-- start Provided records --

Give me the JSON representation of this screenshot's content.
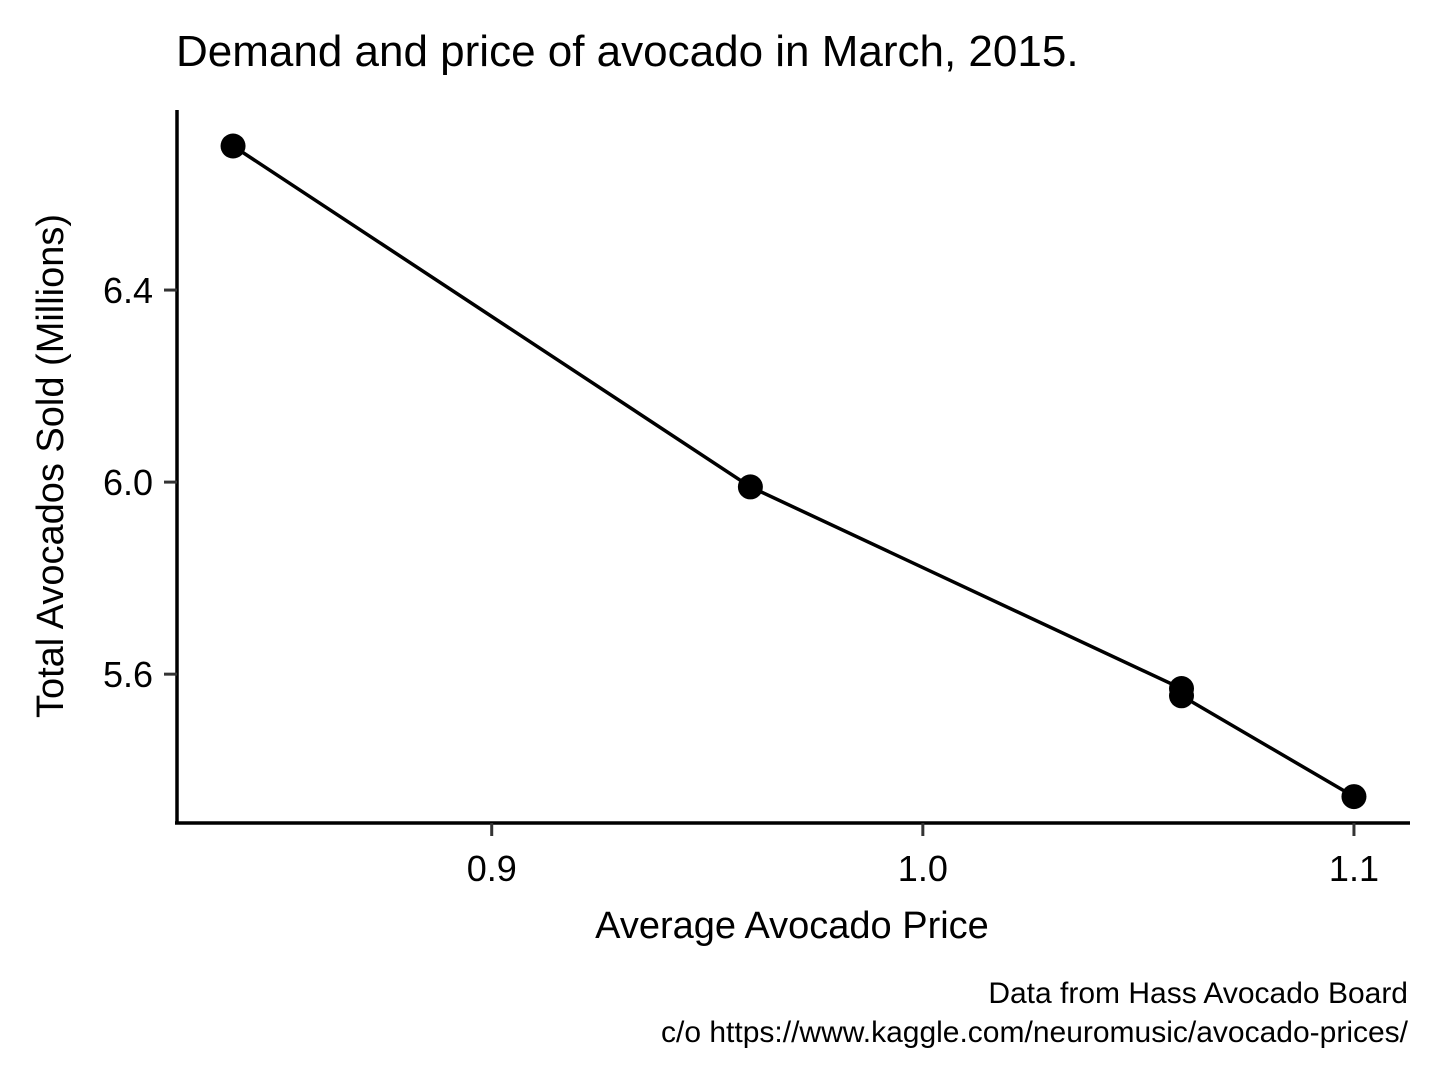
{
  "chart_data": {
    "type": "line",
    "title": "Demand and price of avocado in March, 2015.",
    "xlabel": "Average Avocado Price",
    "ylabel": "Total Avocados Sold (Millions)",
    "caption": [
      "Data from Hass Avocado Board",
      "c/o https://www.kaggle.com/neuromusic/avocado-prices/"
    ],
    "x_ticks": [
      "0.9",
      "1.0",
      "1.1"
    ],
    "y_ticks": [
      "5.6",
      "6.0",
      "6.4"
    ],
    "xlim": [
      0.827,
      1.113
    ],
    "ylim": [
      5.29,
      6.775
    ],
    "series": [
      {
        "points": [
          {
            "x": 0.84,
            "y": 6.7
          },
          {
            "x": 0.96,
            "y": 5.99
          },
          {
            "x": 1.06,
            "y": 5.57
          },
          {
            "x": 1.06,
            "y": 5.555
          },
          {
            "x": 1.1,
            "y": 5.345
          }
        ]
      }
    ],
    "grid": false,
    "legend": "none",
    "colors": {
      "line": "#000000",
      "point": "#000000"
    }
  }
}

-- end Provided records --

> [Task goal] Each record above should come back exactly the same, only without its pictures.

> [Task solution]
Give me the JSON representation of this screenshot's content.
{
  "chart_data": {
    "type": "line",
    "title": "Demand and price of avocado in March, 2015.",
    "xlabel": "Average Avocado Price",
    "ylabel": "Total Avocados Sold (Millions)",
    "caption": [
      "Data from Hass Avocado Board",
      "c/o https://www.kaggle.com/neuromusic/avocado-prices/"
    ],
    "x_ticks": [
      "0.9",
      "1.0",
      "1.1"
    ],
    "y_ticks": [
      "5.6",
      "6.0",
      "6.4"
    ],
    "xlim": [
      0.827,
      1.113
    ],
    "ylim": [
      5.29,
      6.775
    ],
    "series": [
      {
        "points": [
          {
            "x": 0.84,
            "y": 6.7
          },
          {
            "x": 0.96,
            "y": 5.99
          },
          {
            "x": 1.06,
            "y": 5.57
          },
          {
            "x": 1.06,
            "y": 5.555
          },
          {
            "x": 1.1,
            "y": 5.345
          }
        ]
      }
    ],
    "grid": false,
    "legend": "none",
    "colors": {
      "line": "#000000",
      "point": "#000000"
    }
  }
}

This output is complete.